Look for the word "panel" in the entries below, then copy every line that has it.

[start of Entries supplied]

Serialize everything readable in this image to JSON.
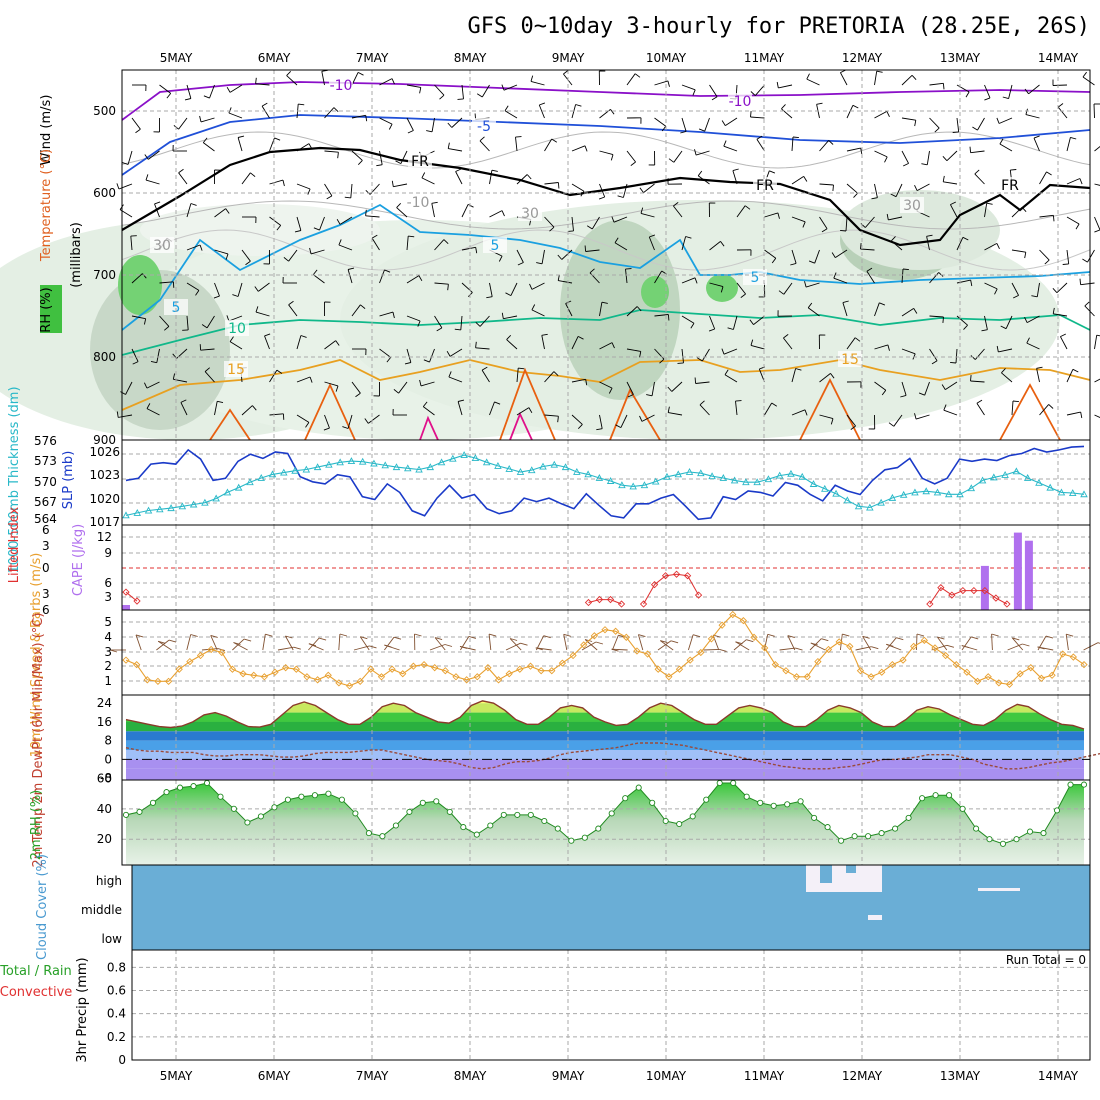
{
  "title": "GFS 0~10day 3-hourly for PRETORIA (28.25E, 26S)",
  "colors": {
    "purple_isotherm": "#8a10c8",
    "blue_isotherm": "#2050d8",
    "lightblue_isotherm": "#1aa0e0",
    "teal_isotherm": "#10b88a",
    "orange_isotherm": "#e8a020",
    "darkorange_isotherm": "#e86010",
    "magenta_isotherm": "#e0108a",
    "slp_line": "#1a3ac8",
    "thickness_line": "#28b8c8",
    "cape_bar": "#b070ee",
    "lifted_index": "#e03030",
    "wind_speed": "#e8a030",
    "barbs": "#805030",
    "temp_line": "#8a3a2a",
    "dewpoint": "#9a4a3a",
    "rh_fill": "#3ac83a",
    "cloud": "#6aaed6"
  },
  "chart_data": [
    {
      "type": "heatmap",
      "panel": "cross_section",
      "ylabel": "(millibars)",
      "legend_labels": [
        "RH (%)",
        "Temperature (°C)",
        "Wind (m/s)"
      ],
      "y_ticks": [
        "500",
        "600",
        "700",
        "800",
        "900"
      ],
      "contour_labels": [
        "-10",
        "-10",
        "-5",
        "FR",
        "FR",
        "FR",
        "-10",
        "30",
        "30",
        "30",
        "5",
        "5",
        "5",
        "10",
        "15",
        "15"
      ]
    },
    {
      "type": "line",
      "panel": "slp_thickness",
      "ylabel_left": "1000-500mb Thickness (dm)",
      "ylabel_right": "SLP (mb)",
      "left_ticks": [
        "576",
        "573",
        "570",
        "567",
        "564"
      ],
      "right_ticks": [
        "1026",
        "1023",
        "1020",
        "1017"
      ],
      "series": [
        {
          "name": "SLP (mb)",
          "values": [
            1022.5,
            1022.8,
            1024.8,
            1025.0,
            1024.8,
            1026.8,
            1025.5,
            1022.5,
            1022.8,
            1025.2,
            1026.2,
            1025.6,
            1026.5,
            1026.3,
            1023.0,
            1022.3,
            1022.0,
            1023.3,
            1023.0,
            1020.2,
            1019.8,
            1022.0,
            1020.8,
            1018.2,
            1017.5,
            1020.0,
            1021.8,
            1020.0,
            1020.5,
            1018.5,
            1017.8,
            1018.2,
            1020.0,
            1019.5,
            1020.0,
            1019.2,
            1018.5,
            1020.6,
            1019.0,
            1017.5,
            1017.2,
            1019.2,
            1019.2,
            1020.0,
            1020.5,
            1018.8,
            1017.0,
            1017.2,
            1020.2,
            1019.8,
            1021.0,
            1020.8,
            1020.3,
            1022.2,
            1021.8,
            1020.5,
            1019.6,
            1021.8,
            1021.0,
            1020.5,
            1022.5,
            1024.0,
            1024.3,
            1025.6,
            1022.8,
            1022.0,
            1022.8,
            1025.5,
            1025.2,
            1025.5,
            1025.3,
            1026.0,
            1026.3,
            1027.0,
            1026.5,
            1026.8,
            1027.2,
            1027.3
          ]
        },
        {
          "name": "1000-500mb Thickness (dm)",
          "values": [
            564.8,
            565.2,
            565.6,
            565.8,
            566.0,
            566.3,
            566.6,
            566.9,
            567.6,
            568.6,
            569.4,
            570.3,
            571.0,
            571.6,
            571.9,
            572.2,
            572.4,
            572.8,
            573.2,
            573.6,
            573.8,
            573.7,
            573.4,
            573.1,
            572.8,
            572.6,
            572.4,
            572.8,
            573.6,
            574.2,
            574.8,
            574.3,
            573.6,
            573.0,
            572.5,
            572.0,
            572.3,
            572.9,
            573.2,
            572.8,
            572.0,
            571.6,
            571.0,
            570.5,
            569.8,
            569.6,
            569.8,
            570.4,
            571.2,
            571.6,
            572.0,
            571.8,
            571.3,
            571.0,
            570.6,
            570.3,
            570.3,
            570.8,
            571.4,
            571.7,
            571.2,
            570.0,
            569.2,
            568.4,
            567.3,
            566.3,
            566.1,
            566.9,
            567.7,
            568.2,
            568.6,
            568.8,
            568.6,
            568.3,
            568.3,
            569.3,
            570.6,
            571.1,
            571.5,
            572.1,
            571.0,
            570.2,
            569.4,
            568.6,
            568.5,
            568.3
          ]
        }
      ]
    },
    {
      "type": "bar",
      "panel": "cape_lifted",
      "ylabel_left": "Lifted Index",
      "ylabel_right": "CAPE (J/kg)",
      "left_ticks": [
        "6",
        "3",
        "0",
        "3",
        "6"
      ],
      "right_ticks": [
        "12",
        "9",
        "6",
        "3"
      ],
      "series": [
        {
          "name": "CAPE (J/kg)",
          "values": [
            0.8,
            0,
            0,
            0,
            0,
            0,
            0,
            0,
            0,
            0,
            0,
            0,
            0,
            0,
            0,
            0,
            0,
            0,
            0,
            0,
            0,
            0,
            0,
            0,
            0,
            0,
            0,
            0,
            0,
            0,
            0,
            0,
            0,
            0,
            0,
            0,
            0,
            0,
            0,
            0,
            0,
            0,
            0,
            0,
            0,
            0,
            0,
            0,
            0,
            0,
            0,
            0,
            0,
            0,
            0,
            0,
            0,
            0,
            0,
            0,
            0,
            0,
            0,
            0,
            0,
            0,
            0,
            0,
            0,
            0,
            0,
            0,
            0,
            0,
            0,
            0,
            0,
            0,
            7.0,
            0,
            0,
            12.3,
            11.0,
            0,
            0,
            0,
            0,
            0
          ]
        },
        {
          "name": "Lifted Index",
          "values": [
            5.1,
            5.7,
            null,
            null,
            null,
            null,
            null,
            null,
            null,
            null,
            null,
            null,
            null,
            null,
            null,
            null,
            null,
            null,
            null,
            null,
            null,
            null,
            null,
            null,
            null,
            null,
            null,
            null,
            null,
            null,
            null,
            null,
            null,
            null,
            null,
            null,
            null,
            null,
            null,
            null,
            null,
            null,
            5.8,
            5.6,
            5.6,
            5.9,
            null,
            5.9,
            4.6,
            4.0,
            3.9,
            4.0,
            5.3,
            null,
            null,
            null,
            null,
            null,
            null,
            null,
            null,
            null,
            null,
            null,
            null,
            null,
            null,
            null,
            null,
            null,
            null,
            null,
            null,
            5.9,
            4.8,
            5.3,
            5.0,
            5.0,
            5.0,
            5.5,
            5.9,
            null,
            null,
            null,
            null,
            null,
            null,
            null
          ]
        }
      ]
    },
    {
      "type": "line",
      "panel": "wind10m",
      "ylabel": "10m Wind Speed & Barbs (m/s)",
      "y_ticks": [
        "5",
        "4",
        "3",
        "2",
        "1"
      ],
      "series": [
        {
          "name": "10m Wind Speed",
          "values": [
            2.3,
            2.0,
            1.0,
            0.9,
            0.9,
            1.7,
            2.2,
            2.6,
            3.0,
            2.8,
            1.7,
            1.4,
            1.3,
            1.2,
            1.5,
            1.8,
            1.7,
            1.2,
            1.0,
            1.3,
            0.8,
            0.6,
            0.9,
            1.7,
            1.2,
            1.7,
            1.4,
            1.9,
            2.0,
            1.8,
            1.6,
            1.2,
            1.0,
            1.2,
            1.8,
            1.0,
            1.4,
            1.7,
            1.9,
            1.6,
            1.6,
            2.1,
            2.6,
            3.3,
            3.9,
            4.3,
            4.2,
            3.8,
            2.9,
            2.7,
            1.7,
            1.2,
            1.7,
            2.3,
            2.8,
            3.7,
            4.6,
            5.3,
            4.9,
            3.8,
            3.1,
            2.0,
            1.6,
            1.2,
            1.2,
            2.2,
            3.0,
            3.5,
            3.2,
            1.6,
            1.2,
            1.5,
            2.0,
            2.3,
            3.2,
            3.6,
            3.1,
            2.6,
            2.0,
            1.5,
            0.9,
            1.2,
            0.8,
            0.7,
            1.4,
            1.8,
            1.1,
            1.3,
            2.7,
            2.5,
            2.0
          ]
        }
      ]
    },
    {
      "type": "area",
      "panel": "temp_dewpoint",
      "ylabel": "2m Temp 2m DewPt (6hr Min/Max) (°C)",
      "y_ticks": [
        "24",
        "16",
        "8",
        "0",
        "-8"
      ],
      "series": [
        {
          "name": "2m Temp",
          "values": [
            17,
            16,
            15,
            14,
            13.6,
            14.2,
            16,
            19,
            20,
            18.5,
            16,
            14,
            13.8,
            15,
            19,
            23,
            24.5,
            23,
            20,
            17,
            15,
            15,
            18,
            22.5,
            24,
            23,
            20,
            18,
            16,
            15.5,
            18,
            23,
            25,
            24,
            21,
            17,
            15,
            15,
            18,
            22,
            23,
            22,
            18,
            16,
            14.5,
            15,
            18,
            22,
            24,
            23,
            20,
            17,
            15,
            15,
            18.5,
            22,
            23,
            22,
            20,
            16,
            14,
            14,
            17,
            21,
            23,
            22,
            20,
            16,
            14,
            14,
            17,
            21,
            22.5,
            21.5,
            19,
            17,
            15,
            14.5,
            17,
            21,
            23.5,
            22.5,
            19.5,
            17,
            15,
            14.5,
            13
          ]
        },
        {
          "name": "2m DewPt",
          "values": [
            5,
            4,
            3.5,
            3.5,
            3,
            3,
            3,
            2,
            1.5,
            1.5,
            2,
            2,
            2,
            1.5,
            1,
            1,
            1.5,
            2.5,
            3,
            3,
            3,
            3.5,
            4,
            4,
            3,
            2,
            1,
            0,
            -0.5,
            -1,
            -2,
            -3.5,
            -4,
            -3.5,
            -2,
            -1,
            -1,
            -0.5,
            0.5,
            2,
            3,
            3.5,
            4,
            4.5,
            5,
            6,
            7,
            7,
            7,
            6.5,
            6,
            5,
            4,
            3,
            2,
            1,
            0,
            -1,
            -2,
            -3,
            -3.5,
            -4,
            -4,
            -4,
            -3.5,
            -3,
            -2,
            -1,
            0,
            0,
            0.5,
            1,
            2,
            2,
            2,
            1,
            0,
            -2,
            -3,
            -4,
            -4,
            -3.5,
            -2.5,
            -1.5,
            -1,
            0,
            1,
            2,
            3,
            4,
            5.5
          ]
        }
      ]
    },
    {
      "type": "area",
      "panel": "rh2m",
      "ylabel": "2m RH (%)",
      "y_ticks": [
        "60",
        "40",
        "20"
      ],
      "series": [
        {
          "name": "2m RH",
          "values": [
            36,
            38,
            44,
            51,
            54,
            55,
            57,
            48,
            40,
            31,
            35,
            41,
            46,
            48,
            49,
            50,
            46,
            37,
            24,
            22,
            29,
            38,
            44,
            45,
            38,
            28,
            23,
            29,
            36,
            36,
            36,
            32,
            27,
            19,
            21,
            27,
            37,
            47,
            54,
            44,
            32,
            30,
            35,
            46,
            57,
            57,
            48,
            44,
            42,
            43,
            45,
            34,
            28,
            19,
            22,
            22,
            24,
            27,
            34,
            47,
            49,
            49,
            40,
            27,
            20,
            17,
            20,
            25,
            24,
            39,
            56,
            56
          ]
        }
      ]
    },
    {
      "type": "heatmap",
      "panel": "cloud_cover",
      "ylabel": "Cloud Cover (%)",
      "y_ticks": [
        "high",
        "middle",
        "low"
      ]
    },
    {
      "type": "line",
      "panel": "precip",
      "ylabel_left": "Total / Rain Convective",
      "ylabel": "3hr Precip (mm)",
      "annotation": "Run Total = 0",
      "y_ticks": [
        "0.8",
        "0.6",
        "0.4",
        "0.2",
        "0"
      ],
      "series": []
    }
  ],
  "x_axis": {
    "tick_labels": [
      "5MAY",
      "6MAY",
      "7MAY",
      "8MAY",
      "9MAY",
      "10MAY",
      "11MAY",
      "12MAY",
      "13MAY",
      "14MAY"
    ]
  }
}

[end of Entries supplied]

» **Answer to this problem**:
      "panel": "cross_section",
      "panel": "slp_thickness",
      "panel": "cape_lifted",
      "panel": "wind10m",
      "panel": "temp_dewpoint",
      "panel": "rh2m",
      "panel": "cloud_cover",
      "panel": "precip",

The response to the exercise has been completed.